### Exercise directions
Search the material for "Speed" and show all lines that contain it.

Start of Data to use

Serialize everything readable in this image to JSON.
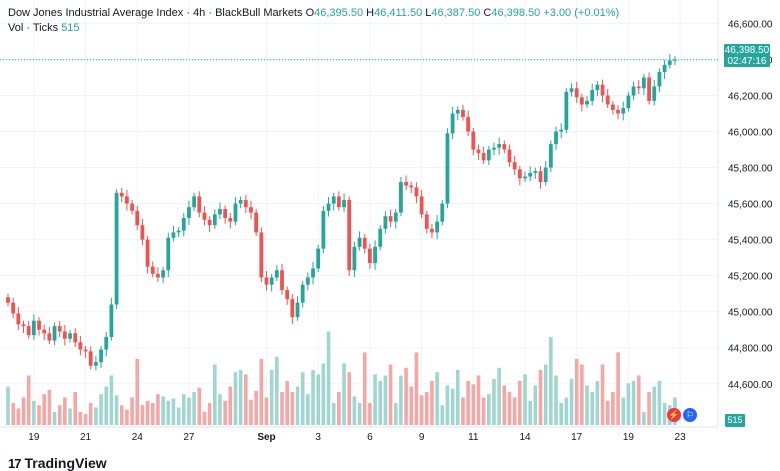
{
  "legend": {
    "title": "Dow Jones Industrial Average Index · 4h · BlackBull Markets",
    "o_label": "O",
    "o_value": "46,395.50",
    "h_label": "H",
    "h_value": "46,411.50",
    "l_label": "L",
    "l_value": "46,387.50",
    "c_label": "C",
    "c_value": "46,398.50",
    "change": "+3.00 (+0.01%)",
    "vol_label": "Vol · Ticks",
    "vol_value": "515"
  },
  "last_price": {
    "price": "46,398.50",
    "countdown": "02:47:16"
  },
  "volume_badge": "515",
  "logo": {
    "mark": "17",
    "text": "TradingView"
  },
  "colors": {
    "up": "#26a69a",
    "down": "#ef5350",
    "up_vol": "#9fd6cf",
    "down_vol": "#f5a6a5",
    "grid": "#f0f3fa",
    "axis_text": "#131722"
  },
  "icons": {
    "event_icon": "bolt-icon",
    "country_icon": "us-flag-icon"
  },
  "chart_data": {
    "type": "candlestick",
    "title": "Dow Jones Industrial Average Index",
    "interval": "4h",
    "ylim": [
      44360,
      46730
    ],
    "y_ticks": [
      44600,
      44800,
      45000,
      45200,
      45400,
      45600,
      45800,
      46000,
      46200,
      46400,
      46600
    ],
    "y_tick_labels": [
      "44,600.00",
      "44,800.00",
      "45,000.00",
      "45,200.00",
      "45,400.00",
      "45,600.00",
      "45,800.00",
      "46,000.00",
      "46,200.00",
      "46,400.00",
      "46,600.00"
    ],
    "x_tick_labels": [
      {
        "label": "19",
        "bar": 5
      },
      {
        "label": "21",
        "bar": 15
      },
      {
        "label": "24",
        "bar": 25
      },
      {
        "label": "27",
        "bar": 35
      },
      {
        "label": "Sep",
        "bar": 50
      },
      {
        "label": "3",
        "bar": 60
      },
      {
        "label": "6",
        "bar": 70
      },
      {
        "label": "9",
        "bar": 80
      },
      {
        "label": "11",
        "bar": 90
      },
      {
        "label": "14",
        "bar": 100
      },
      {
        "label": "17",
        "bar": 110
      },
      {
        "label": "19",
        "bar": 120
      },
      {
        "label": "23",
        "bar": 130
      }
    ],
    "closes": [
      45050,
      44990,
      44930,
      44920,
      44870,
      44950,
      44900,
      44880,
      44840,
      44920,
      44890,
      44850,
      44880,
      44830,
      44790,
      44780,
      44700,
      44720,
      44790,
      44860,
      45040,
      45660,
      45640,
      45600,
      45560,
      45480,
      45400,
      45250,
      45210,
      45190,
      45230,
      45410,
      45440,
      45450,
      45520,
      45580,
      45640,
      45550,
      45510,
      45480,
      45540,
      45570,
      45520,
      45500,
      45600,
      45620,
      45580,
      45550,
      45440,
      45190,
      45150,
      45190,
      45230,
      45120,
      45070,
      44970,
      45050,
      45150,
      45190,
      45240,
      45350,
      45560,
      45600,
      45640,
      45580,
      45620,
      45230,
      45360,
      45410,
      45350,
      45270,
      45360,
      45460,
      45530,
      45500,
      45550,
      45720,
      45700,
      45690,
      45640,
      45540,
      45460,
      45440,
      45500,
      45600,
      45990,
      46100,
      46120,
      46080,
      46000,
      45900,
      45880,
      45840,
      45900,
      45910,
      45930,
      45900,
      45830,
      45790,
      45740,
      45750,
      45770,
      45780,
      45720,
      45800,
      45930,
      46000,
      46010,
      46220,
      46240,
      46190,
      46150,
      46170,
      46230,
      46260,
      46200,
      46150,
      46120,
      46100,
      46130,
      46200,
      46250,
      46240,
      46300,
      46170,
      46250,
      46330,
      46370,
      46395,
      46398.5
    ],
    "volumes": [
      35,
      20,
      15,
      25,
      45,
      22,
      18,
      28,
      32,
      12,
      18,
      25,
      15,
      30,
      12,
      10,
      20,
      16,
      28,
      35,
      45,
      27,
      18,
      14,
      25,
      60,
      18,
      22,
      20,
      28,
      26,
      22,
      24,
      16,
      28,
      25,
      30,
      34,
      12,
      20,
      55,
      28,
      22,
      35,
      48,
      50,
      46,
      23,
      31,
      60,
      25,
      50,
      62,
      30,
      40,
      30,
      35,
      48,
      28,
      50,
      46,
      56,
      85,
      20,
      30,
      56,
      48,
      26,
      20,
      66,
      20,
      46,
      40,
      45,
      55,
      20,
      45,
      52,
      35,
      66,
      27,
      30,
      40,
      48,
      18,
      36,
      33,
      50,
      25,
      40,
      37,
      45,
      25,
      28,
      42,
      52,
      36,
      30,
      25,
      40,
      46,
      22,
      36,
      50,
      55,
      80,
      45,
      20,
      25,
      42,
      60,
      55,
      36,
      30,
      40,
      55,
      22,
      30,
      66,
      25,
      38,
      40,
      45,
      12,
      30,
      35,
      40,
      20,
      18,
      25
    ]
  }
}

End of Data to use
Start of Data to use

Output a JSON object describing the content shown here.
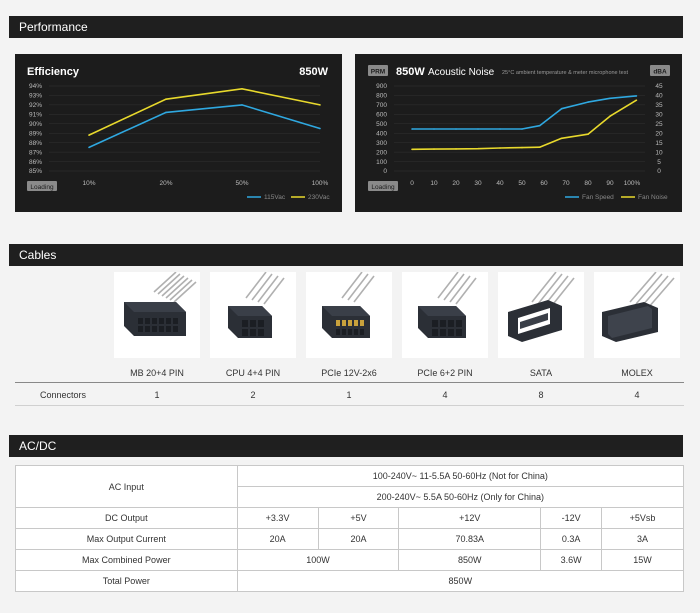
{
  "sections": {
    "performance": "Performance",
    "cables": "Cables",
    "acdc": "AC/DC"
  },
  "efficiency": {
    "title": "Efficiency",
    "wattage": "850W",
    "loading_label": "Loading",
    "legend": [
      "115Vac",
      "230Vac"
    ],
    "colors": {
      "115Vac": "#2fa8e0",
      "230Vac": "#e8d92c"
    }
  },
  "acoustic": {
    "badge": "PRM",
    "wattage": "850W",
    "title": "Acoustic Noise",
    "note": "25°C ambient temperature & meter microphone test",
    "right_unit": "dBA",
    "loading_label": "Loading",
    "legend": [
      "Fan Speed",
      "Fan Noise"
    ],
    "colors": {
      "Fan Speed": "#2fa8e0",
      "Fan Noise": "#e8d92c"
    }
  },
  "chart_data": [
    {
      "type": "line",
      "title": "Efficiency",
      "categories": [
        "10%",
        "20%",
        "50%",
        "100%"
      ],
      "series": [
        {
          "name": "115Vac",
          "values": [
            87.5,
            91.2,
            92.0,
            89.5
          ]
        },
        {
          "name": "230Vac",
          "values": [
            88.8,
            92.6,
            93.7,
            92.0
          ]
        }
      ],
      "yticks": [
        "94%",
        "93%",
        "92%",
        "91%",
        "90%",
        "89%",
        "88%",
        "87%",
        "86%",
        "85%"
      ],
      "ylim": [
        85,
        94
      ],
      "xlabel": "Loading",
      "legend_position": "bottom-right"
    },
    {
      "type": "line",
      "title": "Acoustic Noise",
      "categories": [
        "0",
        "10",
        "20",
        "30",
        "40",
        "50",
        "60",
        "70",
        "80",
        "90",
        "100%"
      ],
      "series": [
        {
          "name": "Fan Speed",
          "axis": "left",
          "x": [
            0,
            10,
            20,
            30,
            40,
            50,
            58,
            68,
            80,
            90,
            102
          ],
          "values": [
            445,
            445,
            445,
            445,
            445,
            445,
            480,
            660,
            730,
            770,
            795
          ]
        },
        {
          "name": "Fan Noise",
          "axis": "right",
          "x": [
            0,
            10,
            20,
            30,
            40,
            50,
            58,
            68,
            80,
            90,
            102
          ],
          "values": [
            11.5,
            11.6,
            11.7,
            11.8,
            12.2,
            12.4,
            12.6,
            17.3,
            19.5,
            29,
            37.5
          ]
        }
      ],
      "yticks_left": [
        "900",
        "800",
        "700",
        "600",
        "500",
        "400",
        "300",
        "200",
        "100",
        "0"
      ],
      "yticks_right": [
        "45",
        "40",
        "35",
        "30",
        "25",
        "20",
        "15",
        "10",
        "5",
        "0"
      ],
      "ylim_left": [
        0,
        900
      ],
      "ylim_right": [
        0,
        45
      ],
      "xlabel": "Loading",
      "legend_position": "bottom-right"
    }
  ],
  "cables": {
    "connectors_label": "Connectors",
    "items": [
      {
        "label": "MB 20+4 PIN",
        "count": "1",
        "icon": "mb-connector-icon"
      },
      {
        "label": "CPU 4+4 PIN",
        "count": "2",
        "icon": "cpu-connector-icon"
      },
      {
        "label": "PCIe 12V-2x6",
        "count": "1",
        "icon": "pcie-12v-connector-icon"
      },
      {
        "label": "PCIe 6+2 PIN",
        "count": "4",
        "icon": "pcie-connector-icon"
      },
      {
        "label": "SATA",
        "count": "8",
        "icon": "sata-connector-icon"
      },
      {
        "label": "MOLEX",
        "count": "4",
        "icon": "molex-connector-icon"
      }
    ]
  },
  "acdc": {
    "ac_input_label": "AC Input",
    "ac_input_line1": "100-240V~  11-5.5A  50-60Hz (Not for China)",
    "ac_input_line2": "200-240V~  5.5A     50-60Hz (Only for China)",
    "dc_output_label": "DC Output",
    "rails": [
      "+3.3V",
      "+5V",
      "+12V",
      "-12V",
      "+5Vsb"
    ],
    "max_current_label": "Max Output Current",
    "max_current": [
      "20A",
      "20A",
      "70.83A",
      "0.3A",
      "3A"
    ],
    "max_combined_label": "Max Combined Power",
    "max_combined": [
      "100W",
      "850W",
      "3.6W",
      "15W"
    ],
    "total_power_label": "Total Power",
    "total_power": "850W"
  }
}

End of Data to use

### Output
      "Fan Speed",
      "Fan Speed": "#2fa8e0",
          "name": "Fan Speed",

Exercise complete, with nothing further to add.